- GIVEN TASK
Collect every line below that contains the word "cost".

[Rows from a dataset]
__________

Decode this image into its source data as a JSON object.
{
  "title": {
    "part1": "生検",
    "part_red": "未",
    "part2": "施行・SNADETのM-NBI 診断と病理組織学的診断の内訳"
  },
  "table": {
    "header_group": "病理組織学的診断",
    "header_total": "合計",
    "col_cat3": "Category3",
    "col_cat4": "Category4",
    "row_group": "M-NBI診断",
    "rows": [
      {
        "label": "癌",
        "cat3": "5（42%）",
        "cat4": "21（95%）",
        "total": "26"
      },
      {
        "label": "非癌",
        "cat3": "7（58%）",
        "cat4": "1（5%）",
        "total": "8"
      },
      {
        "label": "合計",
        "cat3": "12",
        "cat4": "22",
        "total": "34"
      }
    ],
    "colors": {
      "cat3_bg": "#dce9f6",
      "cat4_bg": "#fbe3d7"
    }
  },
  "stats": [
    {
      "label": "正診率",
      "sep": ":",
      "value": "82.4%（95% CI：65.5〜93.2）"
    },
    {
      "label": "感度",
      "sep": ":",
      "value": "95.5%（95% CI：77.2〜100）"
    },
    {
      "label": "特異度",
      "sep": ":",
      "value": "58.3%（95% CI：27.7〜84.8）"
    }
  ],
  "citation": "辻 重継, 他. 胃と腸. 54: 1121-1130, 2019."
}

__________

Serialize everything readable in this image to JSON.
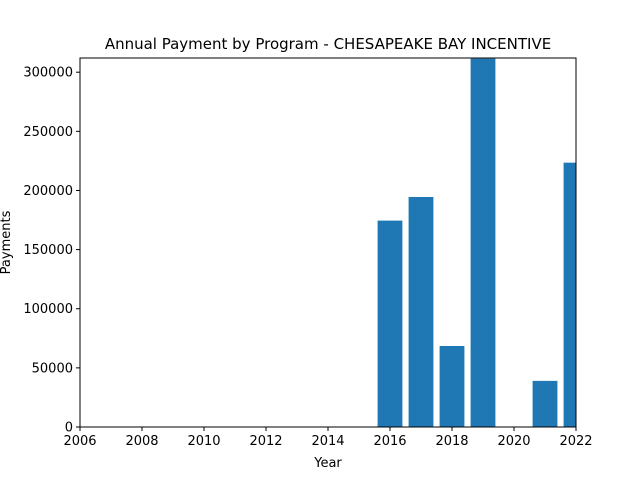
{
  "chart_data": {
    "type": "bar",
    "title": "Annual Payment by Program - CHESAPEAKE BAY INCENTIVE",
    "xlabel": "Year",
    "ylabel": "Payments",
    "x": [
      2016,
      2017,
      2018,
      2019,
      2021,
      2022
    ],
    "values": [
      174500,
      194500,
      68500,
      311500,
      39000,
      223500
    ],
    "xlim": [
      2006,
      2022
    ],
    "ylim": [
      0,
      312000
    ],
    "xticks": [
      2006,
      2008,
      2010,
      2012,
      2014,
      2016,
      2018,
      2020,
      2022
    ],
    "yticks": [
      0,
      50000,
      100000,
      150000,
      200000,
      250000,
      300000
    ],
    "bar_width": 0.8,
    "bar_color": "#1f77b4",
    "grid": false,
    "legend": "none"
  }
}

__________

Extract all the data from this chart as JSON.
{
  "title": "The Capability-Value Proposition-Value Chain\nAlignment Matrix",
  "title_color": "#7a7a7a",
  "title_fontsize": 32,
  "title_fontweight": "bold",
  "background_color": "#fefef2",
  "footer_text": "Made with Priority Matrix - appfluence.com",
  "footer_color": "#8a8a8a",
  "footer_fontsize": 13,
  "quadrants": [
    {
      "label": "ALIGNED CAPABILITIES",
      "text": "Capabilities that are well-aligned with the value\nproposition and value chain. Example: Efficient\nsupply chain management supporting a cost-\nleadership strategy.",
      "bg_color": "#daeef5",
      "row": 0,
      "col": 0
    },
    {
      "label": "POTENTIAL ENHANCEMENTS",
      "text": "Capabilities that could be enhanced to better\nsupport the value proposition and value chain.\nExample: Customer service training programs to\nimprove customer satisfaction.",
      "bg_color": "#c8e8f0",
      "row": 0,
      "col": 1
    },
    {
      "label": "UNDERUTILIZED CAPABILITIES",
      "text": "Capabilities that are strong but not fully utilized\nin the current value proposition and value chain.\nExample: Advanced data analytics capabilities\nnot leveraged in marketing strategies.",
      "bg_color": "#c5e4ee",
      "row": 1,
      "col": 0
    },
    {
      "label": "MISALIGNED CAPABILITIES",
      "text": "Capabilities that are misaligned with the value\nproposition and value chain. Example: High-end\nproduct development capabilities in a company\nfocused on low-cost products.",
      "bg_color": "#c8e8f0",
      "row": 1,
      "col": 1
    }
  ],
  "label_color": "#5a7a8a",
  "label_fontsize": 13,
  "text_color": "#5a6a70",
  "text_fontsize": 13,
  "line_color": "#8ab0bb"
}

__________

- SOLUTION
      "text": "Capabilities that are well-aligned with the value\nproposition and value chain. Example: Efficient\nsupply chain management supporting a cost-\nleadership strategy.",
      "text": "Capabilities that are misaligned with the value\nproposition and value chain. Example: High-end\nproduct development capabilities in a company\nfocused on low-cost products.",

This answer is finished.